START MATERIAL FOR THIS EXERCISE
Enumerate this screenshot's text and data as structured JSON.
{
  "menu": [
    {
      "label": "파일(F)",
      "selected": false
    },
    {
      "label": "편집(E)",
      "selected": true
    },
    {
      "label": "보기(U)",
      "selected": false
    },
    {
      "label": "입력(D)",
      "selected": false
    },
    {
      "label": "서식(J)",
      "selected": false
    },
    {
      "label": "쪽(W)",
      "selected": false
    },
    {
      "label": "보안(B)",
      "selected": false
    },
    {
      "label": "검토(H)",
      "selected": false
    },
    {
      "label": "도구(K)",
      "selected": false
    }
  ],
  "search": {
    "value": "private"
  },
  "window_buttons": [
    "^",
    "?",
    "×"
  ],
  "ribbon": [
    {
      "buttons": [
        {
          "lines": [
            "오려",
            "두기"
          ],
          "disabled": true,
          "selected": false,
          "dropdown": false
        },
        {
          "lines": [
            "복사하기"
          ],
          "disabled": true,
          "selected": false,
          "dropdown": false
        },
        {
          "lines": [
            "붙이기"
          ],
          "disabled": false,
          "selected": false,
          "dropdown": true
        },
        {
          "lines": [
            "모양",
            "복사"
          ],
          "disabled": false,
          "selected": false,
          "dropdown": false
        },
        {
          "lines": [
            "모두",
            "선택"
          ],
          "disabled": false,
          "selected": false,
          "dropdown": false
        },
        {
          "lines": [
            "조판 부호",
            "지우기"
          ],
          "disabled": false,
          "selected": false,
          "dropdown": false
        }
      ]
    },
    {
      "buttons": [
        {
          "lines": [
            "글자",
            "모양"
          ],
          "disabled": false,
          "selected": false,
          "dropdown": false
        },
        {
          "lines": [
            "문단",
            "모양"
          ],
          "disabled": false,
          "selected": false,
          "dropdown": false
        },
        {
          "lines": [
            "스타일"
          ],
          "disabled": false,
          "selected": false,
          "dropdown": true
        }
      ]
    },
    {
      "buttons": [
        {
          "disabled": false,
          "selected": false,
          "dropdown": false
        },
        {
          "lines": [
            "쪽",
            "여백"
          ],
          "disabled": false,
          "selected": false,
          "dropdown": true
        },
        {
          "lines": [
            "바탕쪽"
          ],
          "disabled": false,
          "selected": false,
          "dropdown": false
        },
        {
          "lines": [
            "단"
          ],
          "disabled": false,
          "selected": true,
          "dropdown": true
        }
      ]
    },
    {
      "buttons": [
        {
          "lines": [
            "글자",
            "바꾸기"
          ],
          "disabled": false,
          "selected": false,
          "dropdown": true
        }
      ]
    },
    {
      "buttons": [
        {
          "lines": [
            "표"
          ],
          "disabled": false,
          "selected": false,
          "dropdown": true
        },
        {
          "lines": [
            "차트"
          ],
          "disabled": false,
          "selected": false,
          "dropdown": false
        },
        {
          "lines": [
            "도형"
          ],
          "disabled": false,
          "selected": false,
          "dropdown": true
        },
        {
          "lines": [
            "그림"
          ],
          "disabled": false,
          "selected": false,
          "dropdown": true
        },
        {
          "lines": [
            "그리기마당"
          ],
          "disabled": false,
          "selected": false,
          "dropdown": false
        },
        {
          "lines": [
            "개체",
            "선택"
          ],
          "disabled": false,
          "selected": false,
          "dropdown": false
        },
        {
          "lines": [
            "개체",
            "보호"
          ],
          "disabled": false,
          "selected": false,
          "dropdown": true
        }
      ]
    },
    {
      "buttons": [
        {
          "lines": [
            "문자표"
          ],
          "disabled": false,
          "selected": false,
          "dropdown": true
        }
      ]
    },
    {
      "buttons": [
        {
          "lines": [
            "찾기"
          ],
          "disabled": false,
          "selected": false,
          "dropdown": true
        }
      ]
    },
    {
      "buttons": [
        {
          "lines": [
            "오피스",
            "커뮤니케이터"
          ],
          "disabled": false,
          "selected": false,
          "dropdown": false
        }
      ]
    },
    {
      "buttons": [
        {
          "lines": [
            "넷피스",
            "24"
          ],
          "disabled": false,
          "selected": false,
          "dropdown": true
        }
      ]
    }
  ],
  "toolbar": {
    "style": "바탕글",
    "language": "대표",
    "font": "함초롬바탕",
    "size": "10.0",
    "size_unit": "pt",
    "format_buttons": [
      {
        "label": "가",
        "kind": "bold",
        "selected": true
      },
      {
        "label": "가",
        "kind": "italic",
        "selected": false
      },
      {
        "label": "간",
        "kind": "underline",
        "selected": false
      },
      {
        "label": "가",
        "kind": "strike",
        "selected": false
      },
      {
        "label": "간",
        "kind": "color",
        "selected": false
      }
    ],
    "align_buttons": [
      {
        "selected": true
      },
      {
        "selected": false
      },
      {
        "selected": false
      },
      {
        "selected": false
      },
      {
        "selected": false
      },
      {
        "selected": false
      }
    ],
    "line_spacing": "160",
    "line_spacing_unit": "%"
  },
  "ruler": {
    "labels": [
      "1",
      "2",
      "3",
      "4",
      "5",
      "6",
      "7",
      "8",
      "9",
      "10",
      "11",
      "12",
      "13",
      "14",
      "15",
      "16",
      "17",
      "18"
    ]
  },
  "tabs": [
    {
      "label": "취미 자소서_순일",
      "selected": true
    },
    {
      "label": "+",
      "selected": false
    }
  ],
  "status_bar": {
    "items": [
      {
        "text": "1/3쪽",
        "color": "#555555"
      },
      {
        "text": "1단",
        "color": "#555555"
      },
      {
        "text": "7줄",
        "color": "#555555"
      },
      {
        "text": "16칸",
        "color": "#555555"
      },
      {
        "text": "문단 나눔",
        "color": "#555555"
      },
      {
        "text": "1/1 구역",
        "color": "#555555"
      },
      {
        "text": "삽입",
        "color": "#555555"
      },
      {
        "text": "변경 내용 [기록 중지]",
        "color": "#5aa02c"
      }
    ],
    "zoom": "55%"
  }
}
END MATERIAL FOR THIS EXERCISE
*PROBLEM DESCRIPTION*: Set down all of the entries exactly, please.

*THE REPLY*:
Enumerate this screenshot's text and data as structured JSON.
{
  "menu": [
    {
      "label": "파일(F)",
      "selected": false
    },
    {
      "label": "편집(E)",
      "selected": true
    },
    {
      "label": "보기(U)",
      "selected": false
    },
    {
      "label": "입력(D)",
      "selected": false
    },
    {
      "label": "서식(J)",
      "selected": false
    },
    {
      "label": "쪽(W)",
      "selected": false
    },
    {
      "label": "보안(B)",
      "selected": false
    },
    {
      "label": "검토(H)",
      "selected": false
    },
    {
      "label": "도구(K)",
      "selected": false
    }
  ],
  "search": {
    "value": "private"
  },
  "window_buttons": [
    "^",
    "?",
    "×"
  ],
  "ribbon": [
    {
      "buttons": [
        {
          "lines": [
            "오려",
            "두기"
          ],
          "disabled": true,
          "selected": false,
          "dropdown": false
        },
        {
          "lines": [
            "복사하기"
          ],
          "disabled": true,
          "selected": false,
          "dropdown": false
        },
        {
          "lines": [
            "붙이기"
          ],
          "disabled": false,
          "selected": false,
          "dropdown": true
        },
        {
          "lines": [
            "모양",
            "복사"
          ],
          "disabled": false,
          "selected": false,
          "dropdown": false
        },
        {
          "lines": [
            "모두",
            "선택"
          ],
          "disabled": false,
          "selected": false,
          "dropdown": false
        },
        {
          "lines": [
            "조판 부호",
            "지우기"
          ],
          "disabled": false,
          "selected": false,
          "dropdown": false
        }
      ]
    },
    {
      "buttons": [
        {
          "lines": [
            "글자",
            "모양"
          ],
          "disabled": false,
          "selected": false,
          "dropdown": false
        },
        {
          "lines": [
            "문단",
            "모양"
          ],
          "disabled": false,
          "selected": false,
          "dropdown": false
        },
        {
          "lines": [
            "스타일"
          ],
          "disabled": false,
          "selected": false,
          "dropdown": true
        }
      ]
    },
    {
      "buttons": [
        {
          "disabled": false,
          "selected": false,
          "dropdown": false
        },
        {
          "lines": [
            "쪽",
            "여백"
          ],
          "disabled": false,
          "selected": false,
          "dropdown": true
        },
        {
          "lines": [
            "바탕쪽"
          ],
          "disabled": false,
          "selected": false,
          "dropdown": false
        },
        {
          "lines": [
            "단"
          ],
          "disabled": false,
          "selected": true,
          "dropdown": true
        }
      ]
    },
    {
      "buttons": [
        {
          "lines": [
            "글자",
            "바꾸기"
          ],
          "disabled": false,
          "selected": false,
          "dropdown": true
        }
      ]
    },
    {
      "buttons": [
        {
          "lines": [
            "표"
          ],
          "disabled": false,
          "selected": false,
          "dropdown": true
        },
        {
          "lines": [
            "차트"
          ],
          "disabled": false,
          "selected": false,
          "dropdown": false
        },
        {
          "lines": [
            "도형"
          ],
          "disabled": false,
          "selected": false,
          "dropdown": true
        },
        {
          "lines": [
            "그림"
          ],
          "disabled": false,
          "selected": false,
          "dropdown": true
        },
        {
          "lines": [
            "그리기마당"
          ],
          "disabled": false,
          "selected": false,
          "dropdown": false
        },
        {
          "lines": [
            "개체",
            "선택"
          ],
          "disabled": false,
          "selected": false,
          "dropdown": false
        },
        {
          "lines": [
            "개체",
            "보호"
          ],
          "disabled": false,
          "selected": false,
          "dropdown": true
        }
      ]
    },
    {
      "buttons": [
        {
          "lines": [
            "문자표"
          ],
          "disabled": false,
          "selected": false,
          "dropdown": true
        }
      ]
    },
    {
      "buttons": [
        {
          "lines": [
            "찾기"
          ],
          "disabled": false,
          "selected": false,
          "dropdown": true
        }
      ]
    },
    {
      "buttons": [
        {
          "lines": [
            "오피스",
            "커뮤니케이터"
          ],
          "disabled": false,
          "selected": false,
          "dropdown": false
        }
      ]
    },
    {
      "buttons": [
        {
          "lines": [
            "넷피스",
            "24"
          ],
          "disabled": false,
          "selected": false,
          "dropdown": true
        }
      ]
    }
  ],
  "toolbar": {
    "style": "바탕글",
    "language": "대표",
    "font": "함초롬바탕",
    "size": "10.0",
    "size_unit": "pt",
    "format_buttons": [
      {
        "label": "가",
        "kind": "bold",
        "selected": true
      },
      {
        "label": "가",
        "kind": "italic",
        "selected": false
      },
      {
        "label": "간",
        "kind": "underline",
        "selected": false
      },
      {
        "label": "가",
        "kind": "strike",
        "selected": false
      },
      {
        "label": "간",
        "kind": "color",
        "selected": false
      }
    ],
    "align_buttons": [
      {
        "selected": true
      },
      {
        "selected": false
      },
      {
        "selected": false
      },
      {
        "selected": false
      },
      {
        "selected": false
      },
      {
        "selected": false
      }
    ],
    "line_spacing": "160",
    "line_spacing_unit": "%"
  },
  "ruler": {
    "labels": [
      "1",
      "2",
      "3",
      "4",
      "5",
      "6",
      "7",
      "8",
      "9",
      "10",
      "11",
      "12",
      "13",
      "14",
      "15",
      "16",
      "17",
      "18"
    ]
  },
  "tabs": [
    {
      "label": "취미 자소서_순일",
      "selected": true
    },
    {
      "label": "+",
      "selected": false
    }
  ],
  "status_bar": {
    "items": [
      {
        "text": "1/3쪽",
        "color": "#555555"
      },
      {
        "text": "1단",
        "color": "#555555"
      },
      {
        "text": "7줄",
        "color": "#555555"
      },
      {
        "text": "16칸",
        "color": "#555555"
      },
      {
        "text": "문단 나눔",
        "color": "#555555"
      },
      {
        "text": "1/1 구역",
        "color": "#555555"
      },
      {
        "text": "삽입",
        "color": "#555555"
      },
      {
        "text": "변경 내용 [기록 중지]",
        "color": "#5aa02c"
      }
    ],
    "zoom": "55%"
  }
}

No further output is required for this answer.